## Stated goal
Set down each entry exactly as given; pictures should not appear in the copy.

--- Begin Dataset excerpts ---

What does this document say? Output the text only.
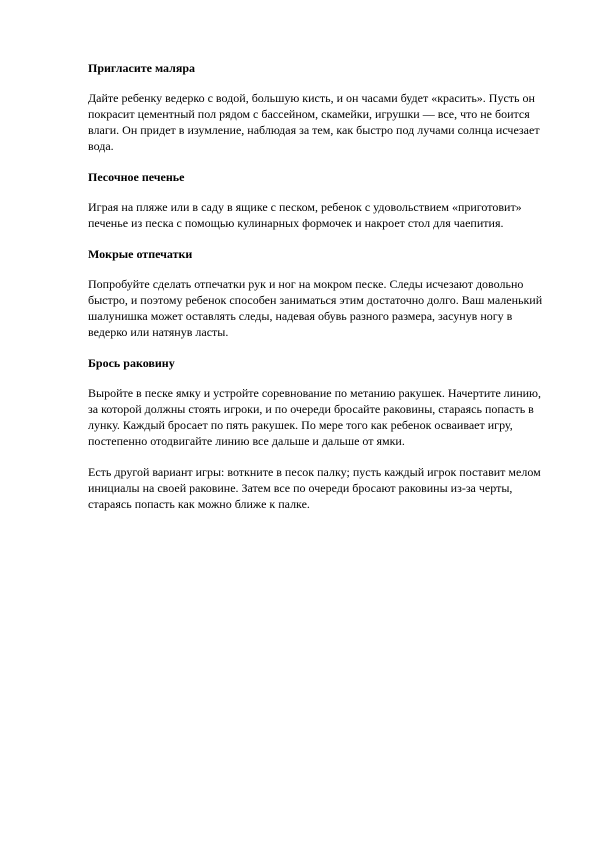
Пригласите маляра

Дайте ребенку ведерко с водой, большую кисть, и он часами будет «красить». Пусть он покрасит цементный пол рядом с бассейном, скамейки, игрушки — все, что не боится влаги. Он придет в изумление, наблюдая за тем, как быстро под лучами солнца исчезает вода.

Песочное печенье

Играя на пляже или в саду в ящике с песком, ребенок с удовольствием «приготовит» печенье из песка с помощью кулинарных формочек и накроет стол для чаепития.

Мокрые отпечатки

Попробуйте сделать отпечатки рук и ног на мокром песке. Следы исчезают довольно быстро, и поэтому ребенок способен заниматься этим достаточно долго. Ваш маленький шалунишка может оставлять следы, надевая обувь разного размера, засунув ногу в ведерко или натянув ласты.

Брось раковину

Выройте в песке ямку и устройте соревнование по метанию ракушек. Начертите линию, за которой должны стоять игроки, и по очереди бросайте раковины, стараясь попасть в лунку. Каждый бросает по пять ракушек. По мере того как ребенок осваивает игру, постепенно отодвигайте линию все дальше и дальше от ямки.

Есть другой вариант игры: воткните в песок палку; пусть каждый игрок поставит мелом инициалы на своей раковине. Затем все по очереди бросают раковины из-за черты, стараясь попасть как можно ближе к палке.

--- End Dataset excerpts ---

## Task output
What does this document say? Output the text only.
Пригласите маляра

Дайте ребенку ведерко с водой, большую кисть, и он часами будет «красить». Пусть он покрасит цементный пол рядом с бассейном, скамейки, игрушки — все, что не боится влаги. Он придет в изумление, наблюдая за тем, как быстро под лучами солнца исчезает вода.

Песочное печенье

Играя на пляже или в саду в ящике с песком, ребенок с удовольствием «приготовит» печенье из песка с помощью кулинарных формочек и накроет стол для чаепития.

Мокрые отпечатки

Попробуйте сделать отпечатки рук и ног на мокром песке. Следы исчезают довольно быстро, и поэтому ребенок способен заниматься этим достаточно долго. Ваш маленький шалунишка может оставлять следы, надевая обувь разного размера, засунув ногу в ведерко или натянув ласты.

Брось раковину

Выройте в песке ямку и устройте соревнование по метанию ракушек. Начертите линию, за которой должны стоять игроки, и по очереди бросайте раковины, стараясь попасть в лунку. Каждый бросает по пять ракушек. По мере того как ребенок осваивает игру, постепенно отодвигайте линию все дальше и дальше от ямки.

Есть другой вариант игры: воткните в песок палку; пусть каждый игрок поставит мелом инициалы на своей раковине. Затем все по очереди бросают раковины из-за черты, стараясь попасть как можно ближе к палке.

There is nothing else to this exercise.